Recorded data:

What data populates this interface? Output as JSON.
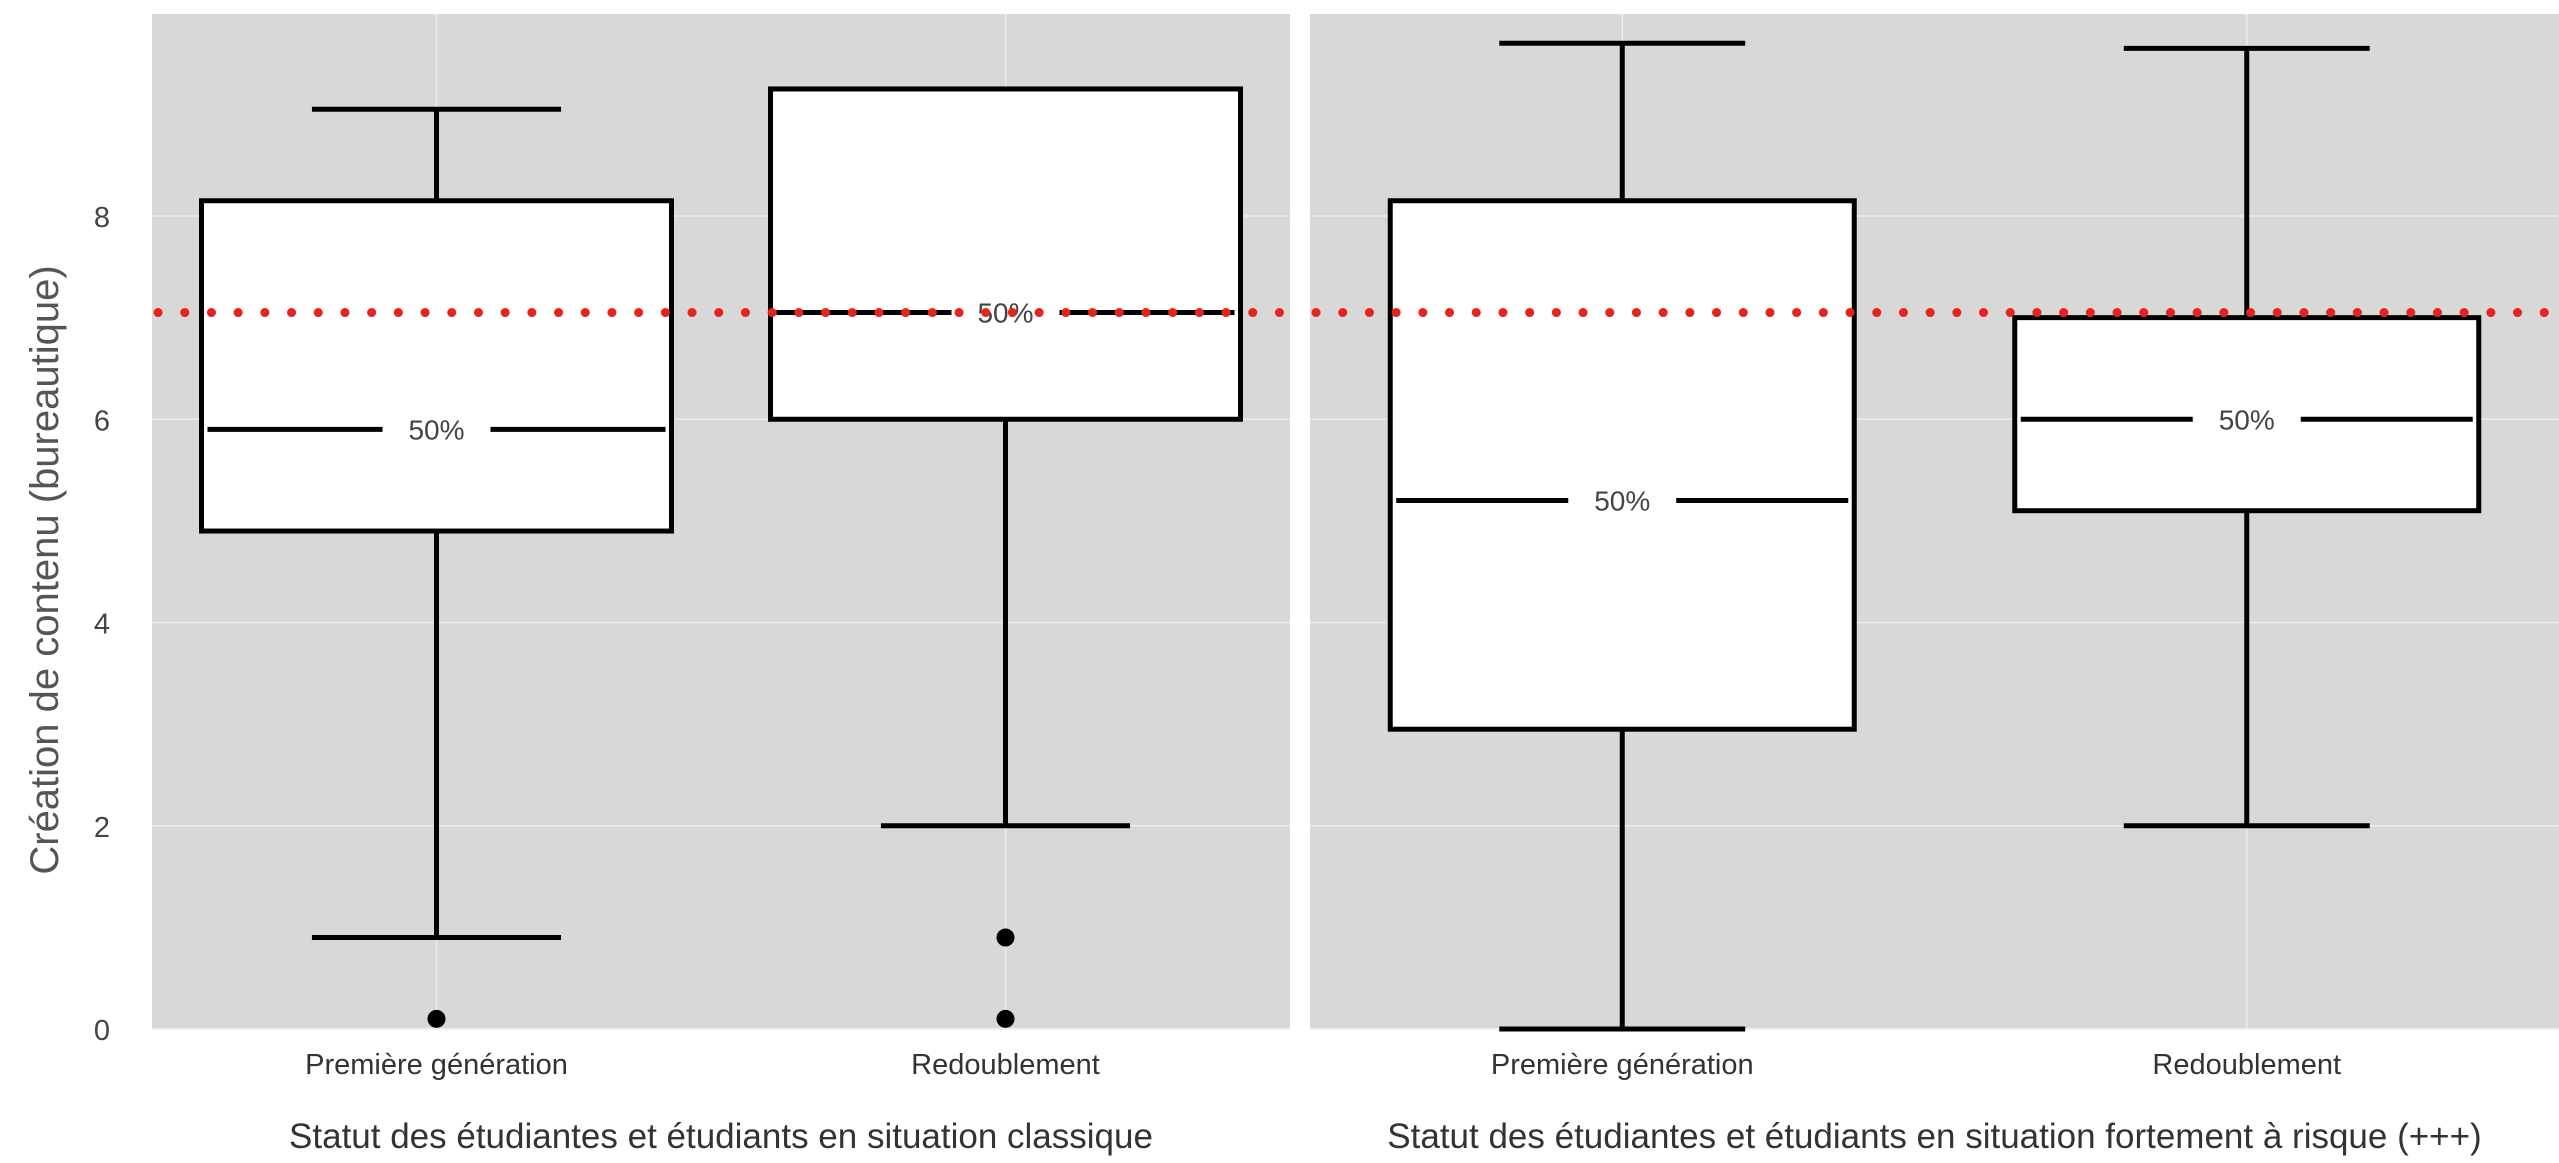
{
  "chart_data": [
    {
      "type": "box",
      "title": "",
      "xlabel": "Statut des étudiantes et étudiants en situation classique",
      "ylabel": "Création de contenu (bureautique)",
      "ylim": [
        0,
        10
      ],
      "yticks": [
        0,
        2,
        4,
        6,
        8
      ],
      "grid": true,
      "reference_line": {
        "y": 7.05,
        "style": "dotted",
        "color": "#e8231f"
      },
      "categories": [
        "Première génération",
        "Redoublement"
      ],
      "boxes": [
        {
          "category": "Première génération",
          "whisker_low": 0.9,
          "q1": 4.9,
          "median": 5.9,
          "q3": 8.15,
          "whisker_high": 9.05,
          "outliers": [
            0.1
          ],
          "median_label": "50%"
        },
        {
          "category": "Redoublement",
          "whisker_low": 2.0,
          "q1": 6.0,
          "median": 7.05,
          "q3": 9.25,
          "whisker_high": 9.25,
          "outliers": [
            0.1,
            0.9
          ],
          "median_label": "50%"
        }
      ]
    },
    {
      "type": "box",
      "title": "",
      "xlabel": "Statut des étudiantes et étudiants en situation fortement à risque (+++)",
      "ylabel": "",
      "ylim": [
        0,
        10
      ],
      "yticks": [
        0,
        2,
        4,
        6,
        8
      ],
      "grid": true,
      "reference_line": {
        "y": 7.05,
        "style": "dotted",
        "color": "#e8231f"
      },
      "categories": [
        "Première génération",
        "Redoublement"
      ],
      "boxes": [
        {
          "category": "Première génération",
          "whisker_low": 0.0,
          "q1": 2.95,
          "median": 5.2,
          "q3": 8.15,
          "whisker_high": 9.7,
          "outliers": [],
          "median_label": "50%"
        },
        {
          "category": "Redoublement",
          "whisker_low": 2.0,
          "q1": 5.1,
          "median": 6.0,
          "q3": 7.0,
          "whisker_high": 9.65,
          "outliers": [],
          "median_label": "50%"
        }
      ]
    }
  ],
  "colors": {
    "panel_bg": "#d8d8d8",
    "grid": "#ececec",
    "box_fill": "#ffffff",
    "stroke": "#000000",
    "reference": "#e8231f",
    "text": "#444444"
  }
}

What to work on: Review the preceding data and report every line that includes the string "xlabel".

Full answer:
      "xlabel": "Statut des étudiantes et étudiants en situation classique",
      "xlabel": "Statut des étudiantes et étudiants en situation fortement à risque (+++)",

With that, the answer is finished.